**TASK DETAILS:** From the entries below, copy out every line with "structured" in it.

**RECORDED DATA:**
□ □ □ □

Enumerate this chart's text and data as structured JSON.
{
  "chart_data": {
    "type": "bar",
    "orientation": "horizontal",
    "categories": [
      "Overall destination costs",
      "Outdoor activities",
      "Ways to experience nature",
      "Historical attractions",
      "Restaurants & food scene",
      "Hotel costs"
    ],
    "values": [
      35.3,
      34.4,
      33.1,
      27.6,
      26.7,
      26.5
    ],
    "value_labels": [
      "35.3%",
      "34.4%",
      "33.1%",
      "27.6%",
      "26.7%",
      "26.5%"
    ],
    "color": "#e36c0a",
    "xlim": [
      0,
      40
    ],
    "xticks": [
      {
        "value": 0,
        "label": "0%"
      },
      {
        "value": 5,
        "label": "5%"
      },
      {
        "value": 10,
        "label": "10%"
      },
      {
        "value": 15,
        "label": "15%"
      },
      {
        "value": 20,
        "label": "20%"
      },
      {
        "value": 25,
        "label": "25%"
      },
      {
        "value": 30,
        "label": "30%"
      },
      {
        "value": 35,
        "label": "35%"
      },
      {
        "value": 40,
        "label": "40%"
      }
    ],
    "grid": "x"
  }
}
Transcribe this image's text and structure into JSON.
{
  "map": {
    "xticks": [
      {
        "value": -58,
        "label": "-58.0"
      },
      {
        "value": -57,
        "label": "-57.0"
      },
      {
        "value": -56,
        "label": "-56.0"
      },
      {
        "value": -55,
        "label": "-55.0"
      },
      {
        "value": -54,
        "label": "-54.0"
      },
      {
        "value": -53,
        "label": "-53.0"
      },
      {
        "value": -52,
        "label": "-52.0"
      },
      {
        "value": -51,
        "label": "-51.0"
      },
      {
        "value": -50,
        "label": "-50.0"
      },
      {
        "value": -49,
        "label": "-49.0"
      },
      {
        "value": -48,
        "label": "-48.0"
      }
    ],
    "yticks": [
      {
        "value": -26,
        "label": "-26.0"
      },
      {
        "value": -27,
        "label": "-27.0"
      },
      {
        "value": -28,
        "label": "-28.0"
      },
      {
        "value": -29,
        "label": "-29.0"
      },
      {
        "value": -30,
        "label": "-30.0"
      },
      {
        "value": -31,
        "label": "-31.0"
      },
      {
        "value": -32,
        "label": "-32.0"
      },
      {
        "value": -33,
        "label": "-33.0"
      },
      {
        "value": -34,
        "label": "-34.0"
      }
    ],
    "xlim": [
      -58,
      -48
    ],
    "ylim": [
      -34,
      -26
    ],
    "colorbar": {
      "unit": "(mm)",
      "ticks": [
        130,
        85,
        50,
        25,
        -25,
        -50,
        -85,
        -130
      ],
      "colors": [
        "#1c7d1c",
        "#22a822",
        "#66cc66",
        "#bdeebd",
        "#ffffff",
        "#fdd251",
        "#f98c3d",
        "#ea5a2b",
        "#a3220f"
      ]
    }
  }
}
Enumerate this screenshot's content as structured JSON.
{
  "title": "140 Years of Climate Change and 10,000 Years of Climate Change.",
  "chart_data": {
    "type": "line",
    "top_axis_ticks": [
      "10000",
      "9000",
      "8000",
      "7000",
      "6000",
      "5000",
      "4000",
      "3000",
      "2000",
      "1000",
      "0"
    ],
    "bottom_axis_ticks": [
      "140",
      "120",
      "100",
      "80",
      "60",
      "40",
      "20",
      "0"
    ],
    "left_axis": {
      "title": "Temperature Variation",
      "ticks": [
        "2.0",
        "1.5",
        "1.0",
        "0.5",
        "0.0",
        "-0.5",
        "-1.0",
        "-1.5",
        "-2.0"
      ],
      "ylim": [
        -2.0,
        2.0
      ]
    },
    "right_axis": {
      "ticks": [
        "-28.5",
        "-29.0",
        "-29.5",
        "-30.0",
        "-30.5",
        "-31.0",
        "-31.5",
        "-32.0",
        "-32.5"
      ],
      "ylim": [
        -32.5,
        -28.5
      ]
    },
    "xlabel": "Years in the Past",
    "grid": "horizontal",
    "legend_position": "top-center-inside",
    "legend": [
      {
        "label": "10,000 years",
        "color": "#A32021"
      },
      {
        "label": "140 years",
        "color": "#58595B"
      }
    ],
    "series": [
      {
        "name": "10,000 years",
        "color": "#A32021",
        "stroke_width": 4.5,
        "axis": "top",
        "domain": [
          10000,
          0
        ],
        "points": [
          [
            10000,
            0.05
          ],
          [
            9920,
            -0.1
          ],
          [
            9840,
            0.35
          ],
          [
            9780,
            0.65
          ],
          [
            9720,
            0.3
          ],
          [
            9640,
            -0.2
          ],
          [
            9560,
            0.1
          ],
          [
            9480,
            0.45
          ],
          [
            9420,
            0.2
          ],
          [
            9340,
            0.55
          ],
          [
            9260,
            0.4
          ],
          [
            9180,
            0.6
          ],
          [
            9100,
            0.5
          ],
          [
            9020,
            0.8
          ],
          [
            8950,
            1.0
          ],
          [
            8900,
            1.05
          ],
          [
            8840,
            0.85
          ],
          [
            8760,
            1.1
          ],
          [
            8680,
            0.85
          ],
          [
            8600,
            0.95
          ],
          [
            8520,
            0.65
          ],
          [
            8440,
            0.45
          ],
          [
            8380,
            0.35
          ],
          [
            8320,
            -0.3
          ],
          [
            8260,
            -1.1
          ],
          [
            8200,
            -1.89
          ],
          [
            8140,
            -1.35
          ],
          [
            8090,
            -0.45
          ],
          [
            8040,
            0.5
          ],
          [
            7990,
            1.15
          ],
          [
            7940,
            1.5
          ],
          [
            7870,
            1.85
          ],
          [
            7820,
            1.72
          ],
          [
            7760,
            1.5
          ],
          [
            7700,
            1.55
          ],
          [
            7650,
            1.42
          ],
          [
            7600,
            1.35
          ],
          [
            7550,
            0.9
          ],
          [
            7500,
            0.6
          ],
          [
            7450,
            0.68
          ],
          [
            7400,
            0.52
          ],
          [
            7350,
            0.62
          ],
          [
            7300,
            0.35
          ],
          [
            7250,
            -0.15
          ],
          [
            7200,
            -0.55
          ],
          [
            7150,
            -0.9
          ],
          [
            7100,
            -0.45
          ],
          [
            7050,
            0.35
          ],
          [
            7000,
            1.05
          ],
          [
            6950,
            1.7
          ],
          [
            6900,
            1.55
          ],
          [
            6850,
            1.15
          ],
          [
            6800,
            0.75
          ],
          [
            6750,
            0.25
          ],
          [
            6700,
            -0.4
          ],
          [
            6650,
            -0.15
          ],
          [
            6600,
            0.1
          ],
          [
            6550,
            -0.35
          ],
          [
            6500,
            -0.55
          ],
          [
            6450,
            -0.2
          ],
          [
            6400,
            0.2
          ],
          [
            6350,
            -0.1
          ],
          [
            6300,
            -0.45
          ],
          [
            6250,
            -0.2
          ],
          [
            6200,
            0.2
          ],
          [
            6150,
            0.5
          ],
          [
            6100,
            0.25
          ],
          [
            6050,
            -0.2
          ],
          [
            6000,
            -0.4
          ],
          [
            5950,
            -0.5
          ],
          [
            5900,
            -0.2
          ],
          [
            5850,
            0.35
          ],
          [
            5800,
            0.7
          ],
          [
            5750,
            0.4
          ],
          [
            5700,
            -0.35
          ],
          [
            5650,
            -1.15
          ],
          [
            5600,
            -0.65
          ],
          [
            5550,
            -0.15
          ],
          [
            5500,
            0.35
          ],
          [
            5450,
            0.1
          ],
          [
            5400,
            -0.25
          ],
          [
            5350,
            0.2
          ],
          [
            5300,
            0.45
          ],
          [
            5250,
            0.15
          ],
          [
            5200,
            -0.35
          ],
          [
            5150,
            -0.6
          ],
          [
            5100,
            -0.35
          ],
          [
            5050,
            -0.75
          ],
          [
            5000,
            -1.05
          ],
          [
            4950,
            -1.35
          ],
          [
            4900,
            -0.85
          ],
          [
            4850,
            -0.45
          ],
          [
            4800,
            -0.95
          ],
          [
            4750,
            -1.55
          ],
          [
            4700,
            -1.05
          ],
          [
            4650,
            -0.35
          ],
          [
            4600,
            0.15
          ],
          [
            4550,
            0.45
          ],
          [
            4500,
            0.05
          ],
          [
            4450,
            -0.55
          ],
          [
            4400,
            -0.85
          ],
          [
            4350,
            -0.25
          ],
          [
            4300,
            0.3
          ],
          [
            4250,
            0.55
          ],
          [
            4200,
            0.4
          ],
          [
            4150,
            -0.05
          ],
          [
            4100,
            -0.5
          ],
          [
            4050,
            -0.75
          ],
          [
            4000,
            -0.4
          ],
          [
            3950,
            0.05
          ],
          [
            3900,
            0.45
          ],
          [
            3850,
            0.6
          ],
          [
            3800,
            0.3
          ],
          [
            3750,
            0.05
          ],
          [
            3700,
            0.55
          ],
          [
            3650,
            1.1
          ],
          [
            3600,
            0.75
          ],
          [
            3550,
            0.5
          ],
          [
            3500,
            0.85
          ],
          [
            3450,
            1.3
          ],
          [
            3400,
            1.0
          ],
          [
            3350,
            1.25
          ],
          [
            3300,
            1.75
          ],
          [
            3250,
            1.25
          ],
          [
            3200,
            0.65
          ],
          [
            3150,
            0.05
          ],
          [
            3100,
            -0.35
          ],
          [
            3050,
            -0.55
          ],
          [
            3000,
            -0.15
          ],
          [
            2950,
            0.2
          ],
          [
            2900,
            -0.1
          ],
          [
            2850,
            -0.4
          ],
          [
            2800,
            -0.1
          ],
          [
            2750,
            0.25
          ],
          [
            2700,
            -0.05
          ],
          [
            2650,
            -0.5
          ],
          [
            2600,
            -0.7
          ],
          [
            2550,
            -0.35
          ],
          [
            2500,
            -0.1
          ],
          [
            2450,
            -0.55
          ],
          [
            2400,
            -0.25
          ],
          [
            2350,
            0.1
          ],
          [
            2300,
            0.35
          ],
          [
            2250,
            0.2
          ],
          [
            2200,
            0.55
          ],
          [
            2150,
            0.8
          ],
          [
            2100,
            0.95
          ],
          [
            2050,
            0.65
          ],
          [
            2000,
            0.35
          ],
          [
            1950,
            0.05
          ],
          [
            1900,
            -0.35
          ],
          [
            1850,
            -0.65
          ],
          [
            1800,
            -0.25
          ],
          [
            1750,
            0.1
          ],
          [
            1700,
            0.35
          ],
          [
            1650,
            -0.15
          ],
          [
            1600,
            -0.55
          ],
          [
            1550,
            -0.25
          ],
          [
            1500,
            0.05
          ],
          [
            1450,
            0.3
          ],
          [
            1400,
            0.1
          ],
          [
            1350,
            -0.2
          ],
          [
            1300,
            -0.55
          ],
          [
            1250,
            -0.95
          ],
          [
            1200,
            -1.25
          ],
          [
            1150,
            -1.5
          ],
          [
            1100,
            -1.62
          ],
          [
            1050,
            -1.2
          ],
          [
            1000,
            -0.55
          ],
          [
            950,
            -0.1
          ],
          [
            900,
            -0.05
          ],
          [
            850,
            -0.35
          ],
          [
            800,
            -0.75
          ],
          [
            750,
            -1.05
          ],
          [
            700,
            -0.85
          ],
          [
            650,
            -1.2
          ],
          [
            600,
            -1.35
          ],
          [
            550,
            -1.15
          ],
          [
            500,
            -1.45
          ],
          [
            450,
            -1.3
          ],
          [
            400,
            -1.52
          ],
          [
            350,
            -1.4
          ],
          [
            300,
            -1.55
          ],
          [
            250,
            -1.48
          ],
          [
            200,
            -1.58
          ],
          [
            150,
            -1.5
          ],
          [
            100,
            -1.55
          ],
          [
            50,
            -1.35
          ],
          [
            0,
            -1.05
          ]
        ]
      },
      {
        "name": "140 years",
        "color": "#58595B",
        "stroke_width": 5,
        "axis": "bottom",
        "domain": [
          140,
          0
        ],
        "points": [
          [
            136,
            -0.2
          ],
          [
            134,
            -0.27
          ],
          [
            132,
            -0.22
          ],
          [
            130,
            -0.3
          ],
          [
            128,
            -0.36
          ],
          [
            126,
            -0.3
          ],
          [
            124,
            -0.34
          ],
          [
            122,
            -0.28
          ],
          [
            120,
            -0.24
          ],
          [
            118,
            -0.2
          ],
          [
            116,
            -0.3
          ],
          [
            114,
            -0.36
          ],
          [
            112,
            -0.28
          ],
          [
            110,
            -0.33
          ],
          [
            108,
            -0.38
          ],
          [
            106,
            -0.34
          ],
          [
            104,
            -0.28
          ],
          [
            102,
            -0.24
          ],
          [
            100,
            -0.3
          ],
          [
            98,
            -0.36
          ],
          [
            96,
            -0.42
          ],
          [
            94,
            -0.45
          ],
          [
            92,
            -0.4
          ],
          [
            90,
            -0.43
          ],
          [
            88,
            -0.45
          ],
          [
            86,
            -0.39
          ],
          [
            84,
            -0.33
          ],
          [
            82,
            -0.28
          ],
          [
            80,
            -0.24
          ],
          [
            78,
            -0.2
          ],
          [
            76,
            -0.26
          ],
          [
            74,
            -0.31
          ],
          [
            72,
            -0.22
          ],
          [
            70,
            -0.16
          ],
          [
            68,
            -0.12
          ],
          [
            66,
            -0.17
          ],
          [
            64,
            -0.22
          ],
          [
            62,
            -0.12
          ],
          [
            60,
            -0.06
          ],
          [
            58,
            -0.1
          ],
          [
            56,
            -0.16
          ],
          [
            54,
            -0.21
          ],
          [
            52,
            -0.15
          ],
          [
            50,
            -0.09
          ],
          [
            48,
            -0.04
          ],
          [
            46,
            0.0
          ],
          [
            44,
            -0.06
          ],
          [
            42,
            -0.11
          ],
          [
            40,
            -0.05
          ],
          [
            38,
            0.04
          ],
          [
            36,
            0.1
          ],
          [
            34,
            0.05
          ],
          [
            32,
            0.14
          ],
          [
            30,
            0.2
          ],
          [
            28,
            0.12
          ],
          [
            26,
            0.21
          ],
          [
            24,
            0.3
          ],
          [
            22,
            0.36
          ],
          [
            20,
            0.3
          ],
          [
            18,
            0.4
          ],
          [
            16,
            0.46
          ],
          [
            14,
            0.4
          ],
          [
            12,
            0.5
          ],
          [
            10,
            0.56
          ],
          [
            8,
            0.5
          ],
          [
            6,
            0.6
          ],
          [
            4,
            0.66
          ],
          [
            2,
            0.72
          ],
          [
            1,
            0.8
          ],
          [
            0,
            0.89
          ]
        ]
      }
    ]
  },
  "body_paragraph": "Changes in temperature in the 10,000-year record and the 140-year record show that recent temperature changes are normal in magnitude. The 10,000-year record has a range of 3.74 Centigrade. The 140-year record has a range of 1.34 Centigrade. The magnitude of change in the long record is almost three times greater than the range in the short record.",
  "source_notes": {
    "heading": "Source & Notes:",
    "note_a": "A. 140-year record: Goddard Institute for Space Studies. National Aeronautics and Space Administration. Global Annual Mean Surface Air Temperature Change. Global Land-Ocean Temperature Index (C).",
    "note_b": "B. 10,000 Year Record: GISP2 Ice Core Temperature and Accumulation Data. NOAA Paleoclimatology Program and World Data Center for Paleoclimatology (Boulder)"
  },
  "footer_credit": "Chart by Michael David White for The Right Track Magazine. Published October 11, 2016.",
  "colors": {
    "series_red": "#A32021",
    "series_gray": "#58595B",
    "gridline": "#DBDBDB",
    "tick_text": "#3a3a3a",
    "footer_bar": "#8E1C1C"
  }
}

□ □ □ □

**CORRECT RESULT:**
Enumerate this chart's text and data as structured JSON.
Enumerate this screenshot's content as structured JSON.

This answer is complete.